§ The problem
Copy, from the entries below, each line where the word "title" can be found.

§ Data extracted from a collection
— START —

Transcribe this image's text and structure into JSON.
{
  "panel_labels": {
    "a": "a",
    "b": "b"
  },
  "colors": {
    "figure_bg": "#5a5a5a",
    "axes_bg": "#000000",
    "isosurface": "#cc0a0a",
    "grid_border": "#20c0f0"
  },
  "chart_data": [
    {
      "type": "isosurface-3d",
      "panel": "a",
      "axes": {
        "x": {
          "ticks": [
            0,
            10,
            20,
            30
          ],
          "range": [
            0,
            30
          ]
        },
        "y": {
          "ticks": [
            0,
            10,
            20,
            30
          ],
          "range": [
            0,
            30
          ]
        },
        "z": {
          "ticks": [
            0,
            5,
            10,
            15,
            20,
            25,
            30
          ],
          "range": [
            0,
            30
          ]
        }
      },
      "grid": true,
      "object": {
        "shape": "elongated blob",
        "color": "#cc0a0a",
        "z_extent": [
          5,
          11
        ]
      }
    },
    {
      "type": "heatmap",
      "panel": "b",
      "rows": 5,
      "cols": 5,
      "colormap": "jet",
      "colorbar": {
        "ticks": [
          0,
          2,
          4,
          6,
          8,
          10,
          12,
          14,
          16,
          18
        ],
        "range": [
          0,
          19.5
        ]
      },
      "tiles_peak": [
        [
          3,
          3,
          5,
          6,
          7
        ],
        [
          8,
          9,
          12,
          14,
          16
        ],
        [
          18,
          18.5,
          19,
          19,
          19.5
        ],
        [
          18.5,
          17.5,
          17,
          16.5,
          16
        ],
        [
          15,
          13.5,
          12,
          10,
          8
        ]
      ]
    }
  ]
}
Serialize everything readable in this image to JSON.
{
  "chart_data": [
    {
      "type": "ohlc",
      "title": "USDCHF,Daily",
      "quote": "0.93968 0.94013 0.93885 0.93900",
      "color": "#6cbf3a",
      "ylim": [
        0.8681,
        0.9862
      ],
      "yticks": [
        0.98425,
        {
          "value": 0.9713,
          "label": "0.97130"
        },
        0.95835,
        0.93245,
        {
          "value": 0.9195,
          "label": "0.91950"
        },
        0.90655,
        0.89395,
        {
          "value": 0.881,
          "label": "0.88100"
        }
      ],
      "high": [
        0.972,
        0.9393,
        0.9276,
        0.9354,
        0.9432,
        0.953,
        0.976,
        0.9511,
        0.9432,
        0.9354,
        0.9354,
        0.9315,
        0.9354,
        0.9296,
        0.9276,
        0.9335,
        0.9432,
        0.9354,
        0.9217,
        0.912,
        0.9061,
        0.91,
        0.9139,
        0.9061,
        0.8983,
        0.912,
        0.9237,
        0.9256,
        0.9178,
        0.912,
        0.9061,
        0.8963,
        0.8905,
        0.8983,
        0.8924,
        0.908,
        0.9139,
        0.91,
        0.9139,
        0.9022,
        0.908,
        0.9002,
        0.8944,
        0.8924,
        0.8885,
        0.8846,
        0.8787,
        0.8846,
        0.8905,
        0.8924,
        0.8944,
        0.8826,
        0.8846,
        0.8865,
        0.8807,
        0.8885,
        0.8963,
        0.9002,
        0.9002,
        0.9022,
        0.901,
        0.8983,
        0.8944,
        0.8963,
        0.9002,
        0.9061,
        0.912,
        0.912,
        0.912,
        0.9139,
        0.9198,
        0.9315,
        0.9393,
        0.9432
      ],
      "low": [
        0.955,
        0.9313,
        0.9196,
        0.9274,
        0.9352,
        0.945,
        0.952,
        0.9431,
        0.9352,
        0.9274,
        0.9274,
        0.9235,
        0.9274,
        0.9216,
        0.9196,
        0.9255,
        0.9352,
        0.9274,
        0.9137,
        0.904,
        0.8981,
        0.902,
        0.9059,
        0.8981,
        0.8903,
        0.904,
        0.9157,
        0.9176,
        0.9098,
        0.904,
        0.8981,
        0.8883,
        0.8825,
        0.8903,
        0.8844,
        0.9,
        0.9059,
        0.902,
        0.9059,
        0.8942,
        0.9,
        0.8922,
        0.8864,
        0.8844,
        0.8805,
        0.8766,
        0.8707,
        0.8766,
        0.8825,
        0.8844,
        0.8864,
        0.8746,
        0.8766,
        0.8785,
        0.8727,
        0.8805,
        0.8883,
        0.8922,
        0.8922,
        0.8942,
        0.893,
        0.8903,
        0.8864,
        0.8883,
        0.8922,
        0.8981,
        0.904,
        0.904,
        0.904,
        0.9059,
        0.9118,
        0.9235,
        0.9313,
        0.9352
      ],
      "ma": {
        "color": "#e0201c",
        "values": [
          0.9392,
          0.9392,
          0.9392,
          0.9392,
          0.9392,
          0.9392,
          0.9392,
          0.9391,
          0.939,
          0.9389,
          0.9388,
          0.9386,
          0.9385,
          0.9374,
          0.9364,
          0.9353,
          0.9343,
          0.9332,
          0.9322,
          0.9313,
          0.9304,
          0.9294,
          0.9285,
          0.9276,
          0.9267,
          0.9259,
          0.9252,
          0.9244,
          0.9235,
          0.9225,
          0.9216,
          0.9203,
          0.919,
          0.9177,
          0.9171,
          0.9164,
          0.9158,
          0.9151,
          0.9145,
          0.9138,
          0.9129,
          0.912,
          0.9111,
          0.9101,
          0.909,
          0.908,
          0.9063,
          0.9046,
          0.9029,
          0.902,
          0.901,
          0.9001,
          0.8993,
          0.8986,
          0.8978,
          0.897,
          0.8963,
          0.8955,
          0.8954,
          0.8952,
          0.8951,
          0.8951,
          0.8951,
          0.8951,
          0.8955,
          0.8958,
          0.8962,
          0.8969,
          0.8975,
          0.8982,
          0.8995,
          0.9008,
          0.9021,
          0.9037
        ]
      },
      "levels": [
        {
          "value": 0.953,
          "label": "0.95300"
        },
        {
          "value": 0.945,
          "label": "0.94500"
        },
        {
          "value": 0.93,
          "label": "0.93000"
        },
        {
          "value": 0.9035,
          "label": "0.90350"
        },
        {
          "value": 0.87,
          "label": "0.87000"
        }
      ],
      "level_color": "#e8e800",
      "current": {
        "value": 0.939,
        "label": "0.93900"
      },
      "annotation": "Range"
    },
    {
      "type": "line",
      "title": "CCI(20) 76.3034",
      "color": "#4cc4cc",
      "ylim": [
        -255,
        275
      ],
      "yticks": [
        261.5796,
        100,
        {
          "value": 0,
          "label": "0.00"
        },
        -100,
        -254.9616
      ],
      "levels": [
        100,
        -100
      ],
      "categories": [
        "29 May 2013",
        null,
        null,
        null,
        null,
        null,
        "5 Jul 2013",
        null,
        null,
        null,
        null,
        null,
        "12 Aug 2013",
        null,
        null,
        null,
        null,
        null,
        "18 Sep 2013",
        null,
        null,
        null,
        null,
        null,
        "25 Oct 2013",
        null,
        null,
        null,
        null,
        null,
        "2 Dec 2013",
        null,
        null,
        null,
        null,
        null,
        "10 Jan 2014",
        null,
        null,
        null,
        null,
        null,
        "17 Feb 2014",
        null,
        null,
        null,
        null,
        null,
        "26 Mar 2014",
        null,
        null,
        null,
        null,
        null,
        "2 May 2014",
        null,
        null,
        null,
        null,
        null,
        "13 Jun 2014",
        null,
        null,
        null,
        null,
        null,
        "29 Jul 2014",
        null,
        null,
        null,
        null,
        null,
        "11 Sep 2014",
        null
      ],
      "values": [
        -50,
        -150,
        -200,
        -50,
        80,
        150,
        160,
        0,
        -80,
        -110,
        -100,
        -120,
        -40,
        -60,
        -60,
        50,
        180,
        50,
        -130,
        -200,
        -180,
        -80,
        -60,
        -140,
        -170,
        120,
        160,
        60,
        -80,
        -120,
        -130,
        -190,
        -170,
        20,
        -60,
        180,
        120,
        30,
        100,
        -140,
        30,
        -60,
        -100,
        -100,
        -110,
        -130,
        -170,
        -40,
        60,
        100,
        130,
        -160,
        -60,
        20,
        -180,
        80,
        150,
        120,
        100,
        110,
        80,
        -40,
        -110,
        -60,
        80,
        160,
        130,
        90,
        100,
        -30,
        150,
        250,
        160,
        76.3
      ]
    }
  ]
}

— END —

§ Result for this exercise
      "title": "USDCHF,Daily",
      "title": "CCI(20) 76.3034",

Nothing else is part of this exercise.